__PROBLEM TO WORK ON__
Locate each line with the string "yadi" in the listing below and copy it.

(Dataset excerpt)

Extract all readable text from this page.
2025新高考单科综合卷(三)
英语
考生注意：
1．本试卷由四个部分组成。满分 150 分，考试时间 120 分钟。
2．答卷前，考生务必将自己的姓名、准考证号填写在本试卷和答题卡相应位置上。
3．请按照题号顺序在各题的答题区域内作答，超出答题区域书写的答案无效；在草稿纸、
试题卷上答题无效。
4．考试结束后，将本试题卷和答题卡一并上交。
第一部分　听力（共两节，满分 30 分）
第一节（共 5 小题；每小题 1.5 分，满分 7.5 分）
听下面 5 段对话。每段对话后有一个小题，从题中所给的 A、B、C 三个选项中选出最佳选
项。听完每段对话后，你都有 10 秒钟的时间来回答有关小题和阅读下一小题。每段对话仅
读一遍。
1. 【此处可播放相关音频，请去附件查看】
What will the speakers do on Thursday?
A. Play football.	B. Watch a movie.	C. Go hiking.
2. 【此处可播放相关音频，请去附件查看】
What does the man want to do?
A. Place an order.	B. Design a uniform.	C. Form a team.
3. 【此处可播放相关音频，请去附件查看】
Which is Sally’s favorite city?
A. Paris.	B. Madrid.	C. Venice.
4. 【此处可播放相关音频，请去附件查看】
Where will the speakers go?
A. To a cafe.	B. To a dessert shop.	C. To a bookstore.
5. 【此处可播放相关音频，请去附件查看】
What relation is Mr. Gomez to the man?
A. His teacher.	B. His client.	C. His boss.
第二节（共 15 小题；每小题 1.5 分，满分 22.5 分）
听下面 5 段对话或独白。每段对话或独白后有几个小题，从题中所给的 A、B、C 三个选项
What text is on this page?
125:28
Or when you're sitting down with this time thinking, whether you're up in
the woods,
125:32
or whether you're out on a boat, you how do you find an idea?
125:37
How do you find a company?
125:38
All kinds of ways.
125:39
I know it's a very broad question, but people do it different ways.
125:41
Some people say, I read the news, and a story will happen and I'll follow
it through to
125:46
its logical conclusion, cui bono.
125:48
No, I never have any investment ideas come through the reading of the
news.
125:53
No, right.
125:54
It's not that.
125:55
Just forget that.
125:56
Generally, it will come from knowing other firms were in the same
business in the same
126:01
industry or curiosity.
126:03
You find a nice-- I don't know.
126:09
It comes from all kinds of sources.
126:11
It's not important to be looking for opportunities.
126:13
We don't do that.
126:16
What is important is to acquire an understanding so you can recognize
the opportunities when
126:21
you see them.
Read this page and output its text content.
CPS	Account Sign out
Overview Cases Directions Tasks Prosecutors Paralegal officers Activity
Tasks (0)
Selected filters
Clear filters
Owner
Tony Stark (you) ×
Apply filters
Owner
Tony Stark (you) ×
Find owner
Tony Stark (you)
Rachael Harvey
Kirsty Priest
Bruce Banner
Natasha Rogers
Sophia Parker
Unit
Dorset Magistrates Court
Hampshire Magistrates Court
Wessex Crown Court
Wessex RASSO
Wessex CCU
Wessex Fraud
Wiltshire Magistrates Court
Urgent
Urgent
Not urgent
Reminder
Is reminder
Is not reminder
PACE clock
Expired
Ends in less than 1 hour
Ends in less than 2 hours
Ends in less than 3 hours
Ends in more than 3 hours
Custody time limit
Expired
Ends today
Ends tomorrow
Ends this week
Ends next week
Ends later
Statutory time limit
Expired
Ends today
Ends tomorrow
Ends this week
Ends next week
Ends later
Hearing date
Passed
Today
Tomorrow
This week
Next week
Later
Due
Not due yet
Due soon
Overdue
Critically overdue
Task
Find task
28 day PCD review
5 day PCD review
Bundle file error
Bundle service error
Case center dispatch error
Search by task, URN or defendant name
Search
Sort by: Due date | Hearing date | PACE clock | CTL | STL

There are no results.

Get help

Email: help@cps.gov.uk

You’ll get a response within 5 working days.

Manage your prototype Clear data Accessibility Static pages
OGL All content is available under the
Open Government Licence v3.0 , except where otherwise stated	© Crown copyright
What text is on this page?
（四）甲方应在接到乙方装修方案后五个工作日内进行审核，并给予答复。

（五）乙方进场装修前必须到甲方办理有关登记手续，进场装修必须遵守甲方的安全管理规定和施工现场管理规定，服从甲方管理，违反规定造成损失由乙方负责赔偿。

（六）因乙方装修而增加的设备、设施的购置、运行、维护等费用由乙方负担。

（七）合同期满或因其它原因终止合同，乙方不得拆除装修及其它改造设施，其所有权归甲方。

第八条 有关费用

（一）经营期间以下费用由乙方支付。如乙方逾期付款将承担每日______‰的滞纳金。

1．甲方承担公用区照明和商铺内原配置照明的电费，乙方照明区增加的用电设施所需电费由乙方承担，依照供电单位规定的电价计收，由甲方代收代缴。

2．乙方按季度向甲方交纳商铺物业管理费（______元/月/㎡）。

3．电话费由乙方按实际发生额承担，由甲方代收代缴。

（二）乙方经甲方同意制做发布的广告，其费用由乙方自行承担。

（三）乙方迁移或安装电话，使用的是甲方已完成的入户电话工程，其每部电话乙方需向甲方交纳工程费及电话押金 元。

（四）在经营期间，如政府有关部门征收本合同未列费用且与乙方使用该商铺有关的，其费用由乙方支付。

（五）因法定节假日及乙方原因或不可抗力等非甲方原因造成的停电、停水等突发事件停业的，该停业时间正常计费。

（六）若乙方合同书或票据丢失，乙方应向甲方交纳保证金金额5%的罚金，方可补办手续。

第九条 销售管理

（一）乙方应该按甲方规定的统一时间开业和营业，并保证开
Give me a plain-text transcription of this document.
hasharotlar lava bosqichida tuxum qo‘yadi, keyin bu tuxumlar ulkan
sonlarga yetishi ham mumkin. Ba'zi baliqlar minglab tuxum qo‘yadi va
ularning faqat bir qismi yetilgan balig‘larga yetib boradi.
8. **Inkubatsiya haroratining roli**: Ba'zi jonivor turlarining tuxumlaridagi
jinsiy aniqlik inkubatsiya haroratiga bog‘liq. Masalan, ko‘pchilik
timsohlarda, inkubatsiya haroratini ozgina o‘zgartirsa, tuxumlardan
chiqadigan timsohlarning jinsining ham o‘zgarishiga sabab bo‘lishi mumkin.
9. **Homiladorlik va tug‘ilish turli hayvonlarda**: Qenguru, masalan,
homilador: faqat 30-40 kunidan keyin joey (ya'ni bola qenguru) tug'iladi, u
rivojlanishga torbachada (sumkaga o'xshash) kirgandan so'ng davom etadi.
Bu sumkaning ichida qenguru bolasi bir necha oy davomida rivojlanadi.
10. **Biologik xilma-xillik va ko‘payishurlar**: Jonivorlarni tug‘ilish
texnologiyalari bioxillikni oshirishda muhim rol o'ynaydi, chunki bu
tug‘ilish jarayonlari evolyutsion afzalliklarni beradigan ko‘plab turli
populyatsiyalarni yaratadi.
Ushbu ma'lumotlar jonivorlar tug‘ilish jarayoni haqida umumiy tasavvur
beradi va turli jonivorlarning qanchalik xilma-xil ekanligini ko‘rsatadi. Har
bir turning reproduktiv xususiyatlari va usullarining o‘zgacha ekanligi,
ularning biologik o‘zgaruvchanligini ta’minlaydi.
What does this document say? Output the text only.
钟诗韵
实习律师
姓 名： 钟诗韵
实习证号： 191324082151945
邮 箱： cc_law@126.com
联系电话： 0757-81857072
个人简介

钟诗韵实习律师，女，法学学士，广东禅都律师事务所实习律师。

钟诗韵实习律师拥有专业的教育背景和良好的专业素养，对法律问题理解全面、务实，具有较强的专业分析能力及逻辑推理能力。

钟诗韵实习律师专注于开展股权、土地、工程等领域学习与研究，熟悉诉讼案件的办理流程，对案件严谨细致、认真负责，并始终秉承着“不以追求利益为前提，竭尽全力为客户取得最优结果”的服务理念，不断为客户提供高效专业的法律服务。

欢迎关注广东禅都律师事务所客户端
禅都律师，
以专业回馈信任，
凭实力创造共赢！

__TASK OUTPUT__
hasharotlar lava bosqichida tuxum qo‘yadi, keyin bu tuxumlar ulkan
sonlarga yetishi ham mumkin. Ba'zi baliqlar minglab tuxum qo‘yadi va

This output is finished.